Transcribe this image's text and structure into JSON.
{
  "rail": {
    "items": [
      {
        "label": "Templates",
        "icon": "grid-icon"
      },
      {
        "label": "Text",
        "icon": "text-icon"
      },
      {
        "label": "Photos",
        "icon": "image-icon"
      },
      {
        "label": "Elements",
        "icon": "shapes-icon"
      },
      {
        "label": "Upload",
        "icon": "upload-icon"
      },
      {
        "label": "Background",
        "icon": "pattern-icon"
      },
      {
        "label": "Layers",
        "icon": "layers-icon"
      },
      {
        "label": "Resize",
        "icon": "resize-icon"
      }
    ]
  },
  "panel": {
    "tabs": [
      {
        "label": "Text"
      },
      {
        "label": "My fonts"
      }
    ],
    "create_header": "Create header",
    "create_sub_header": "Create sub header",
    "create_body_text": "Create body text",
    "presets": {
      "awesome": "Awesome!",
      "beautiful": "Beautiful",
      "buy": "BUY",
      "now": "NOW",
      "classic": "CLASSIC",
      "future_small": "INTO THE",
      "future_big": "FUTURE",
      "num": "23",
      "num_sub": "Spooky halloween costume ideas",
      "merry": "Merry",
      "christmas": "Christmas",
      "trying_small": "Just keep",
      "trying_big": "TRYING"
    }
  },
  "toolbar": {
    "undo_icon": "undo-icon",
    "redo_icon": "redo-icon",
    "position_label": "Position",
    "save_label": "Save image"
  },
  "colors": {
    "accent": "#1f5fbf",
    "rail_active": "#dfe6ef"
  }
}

........

• SET PROBLEM:
Repeat all the entries exactly as given.

• COMPLETE ANSWER:
Transcribe this image's text and structure into JSON.
{
  "rail": {
    "items": [
      {
        "label": "Templates",
        "icon": "grid-icon"
      },
      {
        "label": "Text",
        "icon": "text-icon"
      },
      {
        "label": "Photos",
        "icon": "image-icon"
      },
      {
        "label": "Elements",
        "icon": "shapes-icon"
      },
      {
        "label": "Upload",
        "icon": "upload-icon"
      },
      {
        "label": "Background",
        "icon": "pattern-icon"
      },
      {
        "label": "Layers",
        "icon": "layers-icon"
      },
      {
        "label": "Resize",
        "icon": "resize-icon"
      }
    ]
  },
  "panel": {
    "tabs": [
      {
        "label": "Text"
      },
      {
        "label": "My fonts"
      }
    ],
    "create_header": "Create header",
    "create_sub_header": "Create sub header",
    "create_body_text": "Create body text",
    "presets": {
      "awesome": "Awesome!",
      "beautiful": "Beautiful",
      "buy": "BUY",
      "now": "NOW",
      "classic": "CLASSIC",
      "future_small": "INTO THE",
      "future_big": "FUTURE",
      "num": "23",
      "num_sub": "Spooky halloween costume ideas",
      "merry": "Merry",
      "christmas": "Christmas",
      "trying_small": "Just keep",
      "trying_big": "TRYING"
    }
  },
  "toolbar": {
    "undo_icon": "undo-icon",
    "redo_icon": "redo-icon",
    "position_label": "Position",
    "save_label": "Save image"
  },
  "colors": {
    "accent": "#1f5fbf",
    "rail_active": "#dfe6ef"
  }
}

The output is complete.